Task brief => Nothing but a number should be given: the count of lines in the data that include the string "White".

[Dataset rows describing interfaces]
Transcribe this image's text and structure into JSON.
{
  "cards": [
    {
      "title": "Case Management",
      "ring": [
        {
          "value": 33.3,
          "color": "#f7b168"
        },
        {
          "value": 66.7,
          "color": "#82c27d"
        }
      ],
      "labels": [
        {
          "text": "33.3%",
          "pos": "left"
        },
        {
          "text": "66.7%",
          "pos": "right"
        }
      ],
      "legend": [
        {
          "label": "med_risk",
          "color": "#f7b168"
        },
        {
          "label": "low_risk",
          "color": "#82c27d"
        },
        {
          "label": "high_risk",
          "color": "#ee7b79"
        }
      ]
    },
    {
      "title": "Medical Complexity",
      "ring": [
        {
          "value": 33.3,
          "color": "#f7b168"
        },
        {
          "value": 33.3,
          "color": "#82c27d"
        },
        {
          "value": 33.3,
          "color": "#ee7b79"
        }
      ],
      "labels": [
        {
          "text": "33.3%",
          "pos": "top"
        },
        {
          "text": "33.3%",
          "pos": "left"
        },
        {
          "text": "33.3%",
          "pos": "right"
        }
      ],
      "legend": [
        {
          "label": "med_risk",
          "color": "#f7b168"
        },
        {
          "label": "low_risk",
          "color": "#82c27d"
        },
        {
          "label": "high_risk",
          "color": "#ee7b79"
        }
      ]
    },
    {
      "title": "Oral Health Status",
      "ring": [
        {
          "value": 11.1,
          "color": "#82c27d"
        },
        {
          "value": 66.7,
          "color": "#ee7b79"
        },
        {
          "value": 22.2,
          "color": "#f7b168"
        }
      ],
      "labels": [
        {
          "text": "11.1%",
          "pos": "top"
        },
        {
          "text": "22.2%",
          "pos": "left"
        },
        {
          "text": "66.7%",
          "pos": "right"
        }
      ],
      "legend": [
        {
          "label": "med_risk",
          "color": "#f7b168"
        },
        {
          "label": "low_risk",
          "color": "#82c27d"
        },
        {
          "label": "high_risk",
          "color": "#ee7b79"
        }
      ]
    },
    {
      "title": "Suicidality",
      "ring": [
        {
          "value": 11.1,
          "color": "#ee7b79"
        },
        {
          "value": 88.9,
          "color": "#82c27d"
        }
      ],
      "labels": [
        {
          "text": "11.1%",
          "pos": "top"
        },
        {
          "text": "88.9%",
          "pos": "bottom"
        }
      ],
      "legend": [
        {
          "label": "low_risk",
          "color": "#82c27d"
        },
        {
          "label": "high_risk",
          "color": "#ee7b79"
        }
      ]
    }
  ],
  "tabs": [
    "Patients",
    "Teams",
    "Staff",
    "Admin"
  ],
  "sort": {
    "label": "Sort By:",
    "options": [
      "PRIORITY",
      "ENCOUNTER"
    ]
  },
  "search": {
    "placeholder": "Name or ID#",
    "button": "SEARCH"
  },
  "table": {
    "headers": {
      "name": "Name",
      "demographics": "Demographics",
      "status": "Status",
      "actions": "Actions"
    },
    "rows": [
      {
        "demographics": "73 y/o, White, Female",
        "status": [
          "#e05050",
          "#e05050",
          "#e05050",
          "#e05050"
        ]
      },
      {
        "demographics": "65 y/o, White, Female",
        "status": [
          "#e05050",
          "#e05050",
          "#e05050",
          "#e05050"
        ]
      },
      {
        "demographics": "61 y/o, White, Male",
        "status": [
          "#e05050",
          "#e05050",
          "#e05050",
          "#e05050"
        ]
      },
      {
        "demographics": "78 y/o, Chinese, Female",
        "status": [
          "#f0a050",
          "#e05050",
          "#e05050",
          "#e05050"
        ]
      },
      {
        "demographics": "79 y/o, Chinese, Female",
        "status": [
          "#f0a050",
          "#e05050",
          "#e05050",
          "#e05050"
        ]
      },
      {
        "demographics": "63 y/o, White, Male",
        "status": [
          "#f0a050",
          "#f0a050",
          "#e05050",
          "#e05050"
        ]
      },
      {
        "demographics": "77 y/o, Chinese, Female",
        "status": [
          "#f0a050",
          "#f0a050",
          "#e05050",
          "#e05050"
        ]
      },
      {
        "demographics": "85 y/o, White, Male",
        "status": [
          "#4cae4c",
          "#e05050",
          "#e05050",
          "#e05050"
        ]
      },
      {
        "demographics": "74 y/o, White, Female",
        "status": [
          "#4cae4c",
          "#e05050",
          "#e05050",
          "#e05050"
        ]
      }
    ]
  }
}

Answer to this problem => 6